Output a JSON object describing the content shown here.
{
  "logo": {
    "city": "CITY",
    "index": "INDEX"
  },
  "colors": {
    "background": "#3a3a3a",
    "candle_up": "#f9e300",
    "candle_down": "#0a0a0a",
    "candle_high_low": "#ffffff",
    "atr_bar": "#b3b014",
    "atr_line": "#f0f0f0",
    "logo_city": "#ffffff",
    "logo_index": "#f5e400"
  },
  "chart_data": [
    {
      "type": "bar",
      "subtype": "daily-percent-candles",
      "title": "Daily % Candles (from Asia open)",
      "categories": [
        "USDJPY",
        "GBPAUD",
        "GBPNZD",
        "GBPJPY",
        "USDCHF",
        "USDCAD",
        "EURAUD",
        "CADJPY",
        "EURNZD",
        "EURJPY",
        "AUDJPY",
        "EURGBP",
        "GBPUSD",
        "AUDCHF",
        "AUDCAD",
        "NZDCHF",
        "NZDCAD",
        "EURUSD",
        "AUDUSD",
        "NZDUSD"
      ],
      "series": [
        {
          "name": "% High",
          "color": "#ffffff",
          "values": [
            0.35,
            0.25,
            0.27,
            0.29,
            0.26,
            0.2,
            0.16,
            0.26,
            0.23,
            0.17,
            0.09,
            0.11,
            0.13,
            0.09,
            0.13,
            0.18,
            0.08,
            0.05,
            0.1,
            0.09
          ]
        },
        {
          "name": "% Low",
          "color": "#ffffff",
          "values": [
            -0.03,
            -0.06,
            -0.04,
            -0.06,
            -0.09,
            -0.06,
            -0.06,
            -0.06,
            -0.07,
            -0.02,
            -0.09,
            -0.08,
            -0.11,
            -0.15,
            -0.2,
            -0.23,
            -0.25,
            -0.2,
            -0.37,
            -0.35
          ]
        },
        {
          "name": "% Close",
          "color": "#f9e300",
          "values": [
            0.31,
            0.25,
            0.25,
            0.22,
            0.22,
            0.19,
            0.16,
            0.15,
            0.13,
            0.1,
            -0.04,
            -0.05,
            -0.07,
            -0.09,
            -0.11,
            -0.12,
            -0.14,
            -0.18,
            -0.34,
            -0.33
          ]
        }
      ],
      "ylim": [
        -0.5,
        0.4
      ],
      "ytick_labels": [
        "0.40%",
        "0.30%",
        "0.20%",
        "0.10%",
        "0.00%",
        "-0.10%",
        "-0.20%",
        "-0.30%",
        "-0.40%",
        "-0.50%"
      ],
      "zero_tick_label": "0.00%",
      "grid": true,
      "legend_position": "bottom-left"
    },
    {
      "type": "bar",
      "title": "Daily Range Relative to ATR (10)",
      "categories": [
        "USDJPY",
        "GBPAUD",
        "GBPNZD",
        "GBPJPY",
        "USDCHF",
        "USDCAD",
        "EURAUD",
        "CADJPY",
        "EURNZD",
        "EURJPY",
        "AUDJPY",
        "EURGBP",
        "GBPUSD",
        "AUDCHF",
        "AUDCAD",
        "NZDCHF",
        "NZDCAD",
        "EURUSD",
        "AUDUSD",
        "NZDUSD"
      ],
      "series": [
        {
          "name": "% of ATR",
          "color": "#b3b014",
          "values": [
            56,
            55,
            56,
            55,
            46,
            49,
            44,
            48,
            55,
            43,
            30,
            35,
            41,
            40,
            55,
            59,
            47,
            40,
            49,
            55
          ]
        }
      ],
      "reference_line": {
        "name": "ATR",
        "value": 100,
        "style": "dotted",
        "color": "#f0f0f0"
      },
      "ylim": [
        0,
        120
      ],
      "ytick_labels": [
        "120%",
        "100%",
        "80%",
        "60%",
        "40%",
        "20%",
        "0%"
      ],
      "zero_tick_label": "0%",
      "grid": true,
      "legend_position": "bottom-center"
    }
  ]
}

═══

> _Exercise requirements_:
Type out the entries again, word for word.

> _Written response_:
Output a JSON object describing the content shown here.
{
  "logo": {
    "city": "CITY",
    "index": "INDEX"
  },
  "colors": {
    "background": "#3a3a3a",
    "candle_up": "#f9e300",
    "candle_down": "#0a0a0a",
    "candle_high_low": "#ffffff",
    "atr_bar": "#b3b014",
    "atr_line": "#f0f0f0",
    "logo_city": "#ffffff",
    "logo_index": "#f5e400"
  },
  "chart_data": [
    {
      "type": "bar",
      "subtype": "daily-percent-candles",
      "title": "Daily % Candles (from Asia open)",
      "categories": [
        "USDJPY",
        "GBPAUD",
        "GBPNZD",
        "GBPJPY",
        "USDCHF",
        "USDCAD",
        "EURAUD",
        "CADJPY",
        "EURNZD",
        "EURJPY",
        "AUDJPY",
        "EURGBP",
        "GBPUSD",
        "AUDCHF",
        "AUDCAD",
        "NZDCHF",
        "NZDCAD",
        "EURUSD",
        "AUDUSD",
        "NZDUSD"
      ],
      "series": [
        {
          "name": "% High",
          "color": "#ffffff",
          "values": [
            0.35,
            0.25,
            0.27,
            0.29,
            0.26,
            0.2,
            0.16,
            0.26,
            0.23,
            0.17,
            0.09,
            0.11,
            0.13,
            0.09,
            0.13,
            0.18,
            0.08,
            0.05,
            0.1,
            0.09
          ]
        },
        {
          "name": "% Low",
          "color": "#ffffff",
          "values": [
            -0.03,
            -0.06,
            -0.04,
            -0.06,
            -0.09,
            -0.06,
            -0.06,
            -0.06,
            -0.07,
            -0.02,
            -0.09,
            -0.08,
            -0.11,
            -0.15,
            -0.2,
            -0.23,
            -0.25,
            -0.2,
            -0.37,
            -0.35
          ]
        },
        {
          "name": "% Close",
          "color": "#f9e300",
          "values": [
            0.31,
            0.25,
            0.25,
            0.22,
            0.22,
            0.19,
            0.16,
            0.15,
            0.13,
            0.1,
            -0.04,
            -0.05,
            -0.07,
            -0.09,
            -0.11,
            -0.12,
            -0.14,
            -0.18,
            -0.34,
            -0.33
          ]
        }
      ],
      "ylim": [
        -0.5,
        0.4
      ],
      "ytick_labels": [
        "0.40%",
        "0.30%",
        "0.20%",
        "0.10%",
        "0.00%",
        "-0.10%",
        "-0.20%",
        "-0.30%",
        "-0.40%",
        "-0.50%"
      ],
      "zero_tick_label": "0.00%",
      "grid": true,
      "legend_position": "bottom-left"
    },
    {
      "type": "bar",
      "title": "Daily Range Relative to ATR (10)",
      "categories": [
        "USDJPY",
        "GBPAUD",
        "GBPNZD",
        "GBPJPY",
        "USDCHF",
        "USDCAD",
        "EURAUD",
        "CADJPY",
        "EURNZD",
        "EURJPY",
        "AUDJPY",
        "EURGBP",
        "GBPUSD",
        "AUDCHF",
        "AUDCAD",
        "NZDCHF",
        "NZDCAD",
        "EURUSD",
        "AUDUSD",
        "NZDUSD"
      ],
      "series": [
        {
          "name": "% of ATR",
          "color": "#b3b014",
          "values": [
            56,
            55,
            56,
            55,
            46,
            49,
            44,
            48,
            55,
            43,
            30,
            35,
            41,
            40,
            55,
            59,
            47,
            40,
            49,
            55
          ]
        }
      ],
      "reference_line": {
        "name": "ATR",
        "value": 100,
        "style": "dotted",
        "color": "#f0f0f0"
      },
      "ylim": [
        0,
        120
      ],
      "ytick_labels": [
        "120%",
        "100%",
        "80%",
        "60%",
        "40%",
        "20%",
        "0%"
      ],
      "zero_tick_label": "0%",
      "grid": true,
      "legend_position": "bottom-center"
    }
  ]
}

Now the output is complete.